** begin DATA SHOWN **
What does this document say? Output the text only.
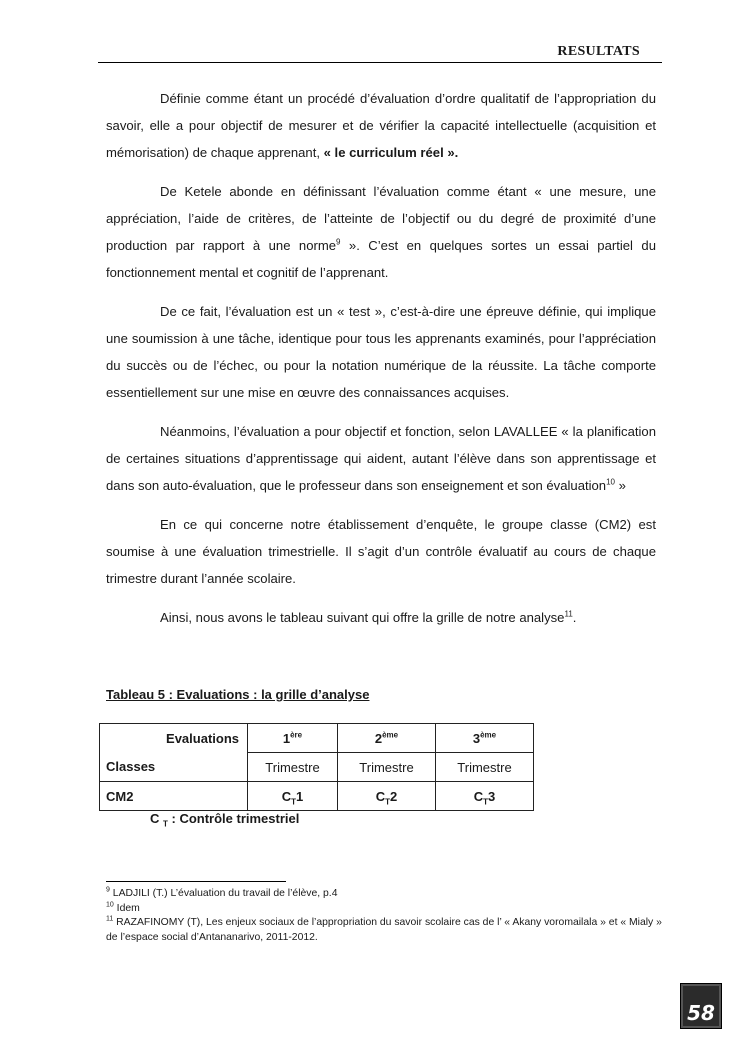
RESULTATS

Définie comme étant un procédé d’évaluation d’ordre qualitatif de l’appropriation du savoir, elle a pour objectif de mesurer et de vérifier la capacité intellectuelle (acquisition et mémorisation) de chaque apprenant, « le curriculum réel ».

De Ketele abonde en définissant l’évaluation comme étant « une mesure, une appréciation, l’aide de critères, de l’atteinte de l’objectif ou du degré de proximité d’une production par rapport à une norme$^9$ ». C’est en quelques sortes un essai partiel du fonctionnement mental et cognitif de l’apprenant.

De ce fait, l’évaluation est un « test », c’est-à-dire une épreuve définie, qui implique une soumission à une tâche, identique pour tous les apprenants examinés, pour l’appréciation du succès ou de l’échec, ou pour la notation numérique de la réussite. La tâche comporte essentiellement sur une mise en œuvre des connaissances acquises.

Néanmoins, l’évaluation a pour objectif et fonction, selon LAVALLEE « la planification de certaines situations d’apprentissage qui aident, autant l’élève dans son apprentissage et dans son auto-évaluation, que le professeur dans son enseignement et son évaluation$^{10}$ »

En ce qui concerne notre établissement d’enquête, le groupe classe (CM2) est soumise à une évaluation trimestrielle. Il s’agit d’un contrôle évaluatif au cours de chaque trimestre durant l’année scolaire.

Ainsi, nous avons le tableau suivant qui offre la grille de notre analyse$^{11}$.

Tableau 5 : Evaluations : la grille d’analyse
Evaluations	1ère	2ème	3ème
Classes	Trimestre	Trimestre	Trimestre
CM2	$C_T1$	$C_T2$	$C_T3$
C $_T$ : Contrôle trimestriel
$^9$ LADJILI (T.) L’évaluation du travail de l’élève, p.4
$^{10}$ Idem
$^{11}$ RAZAFINOMY (T), Les enjeux sociaux de l’appropriation du savoir scolaire cas de l’ « Akany voromailala » et « Mialy » de l’espace social d’Antananarivo, 2011-2012.
58
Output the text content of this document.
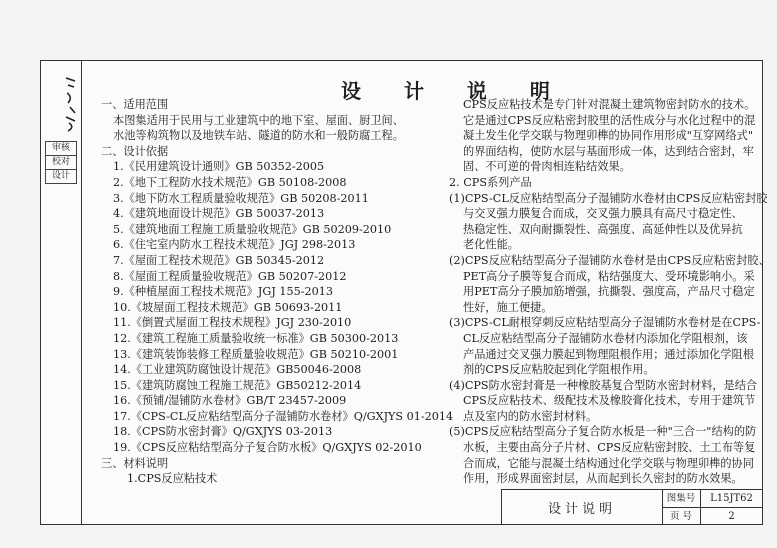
审核
校对
设计
设 计 说 明
一、适用范围
本图集适用于民用与工业建筑中的地下室、屋面、厨卫间、
水池等构筑物以及地铁车站、隧道的防水和一般防腐工程。
二、设计依据
1.《民用建筑设计通则》GB 50352-2005
2.《地下工程防水技术规范》GB 50108-2008
3.《地下防水工程质量验收规范》GB 50208-2011
4.《建筑地面设计规范》GB 50037-2013
5.《建筑地面工程施工质量验收规范》GB 50209-2010
6.《住宅室内防水工程技术规范》JGJ 298-2013
7.《屋面工程技术规范》GB 50345-2012
8.《屋面工程质量验收规范》GB 50207-2012
9.《种植屋面工程技术规范》JGJ 155-2013
10.《坡屋面工程技术规范》GB 50693-2011
11.《倒置式屋面工程技术规程》JGJ 230-2010
12.《建筑工程施工质量验收统一标准》GB 50300-2013
13.《建筑装饰装修工程质量验收规范》GB 50210-2001
14.《工业建筑防腐蚀设计规范》GB50046-2008
15.《建筑防腐蚀工程施工规范》GB50212-2014
16.《预铺/湿铺防水卷材》GB/T 23457-2009
17.《CPS-CL反应粘结型高分子湿铺防水卷材》Q/GXJYS 01-2014
18.《CPS防水密封膏》Q/GXJYS 03-2013
19.《CPS反应粘结型高分子复合防水板》Q/GXJYS 02-2010
三、材料说明
1.CPS反应粘技术
CPS反应粘技术是专门针对混凝土建筑物密封防水的技术。
它是通过CPS反应粘密封胶里的活性成分与水化过程中的混
凝土发生化学交联与物理卯榫的协同作用形成"互穿网络式"
的界面结构，使防水层与基面形成一体，达到结合密封，牢
固、不可逆的骨肉相连粘结效果。
2. CPS系列产品
(1)CPS-CL反应粘结型高分子湿铺防水卷材由CPS反应粘密封胶
与交叉强力膜复合而成，交叉强力膜具有高尺寸稳定性、
热稳定性、双向耐撕裂性、高强度、高延伸性以及优异抗
老化性能。
(2)CPS反应粘结型高分子湿铺防水卷材是由CPS反应粘密封胶、
PET高分子膜等复合而成，粘结强度大、受环境影响小。采
用PET高分子膜加筋增强，抗撕裂、强度高，产品尺寸稳定
性好，施工便捷。
(3)CPS-CL耐根穿刺反应粘结型高分子湿铺防水卷材是在CPS-
CL反应粘结型高分子湿铺防水卷材内添加化学阻根剂，该
产品通过交叉强力膜起到物理阻根作用；通过添加化学阻根
剂的CPS反应粘胶起到化学阻根作用。
(4)CPS防水密封膏是一种橡胶基复合型防水密封材料，是结合
CPS反应粘技术、级配技术及橡胶膏化技术，专用于建筑节
点及室内的防水密封材料。
(5)CPS反应粘结型高分子复合防水板是一种"三合一"结构的防
水板，主要由高分子片材、CPS反应粘密封胶、土工布等复
合而成，它能与混凝土结构通过化学交联与物理卯榫的协同
作用，形成界面密封层，从而起到长久密封的防水效果。
设计说明
图集号	L15JT62
页 号	2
** end DATA SHOWN **
▶ **WHAT TO PRODUCE**: Gather every line from the entries above where the word "Output" appears, and copy them.

▶ **COMPLETE ANSWER**:
What does this document say? Output the text only.
Output the text content of this document.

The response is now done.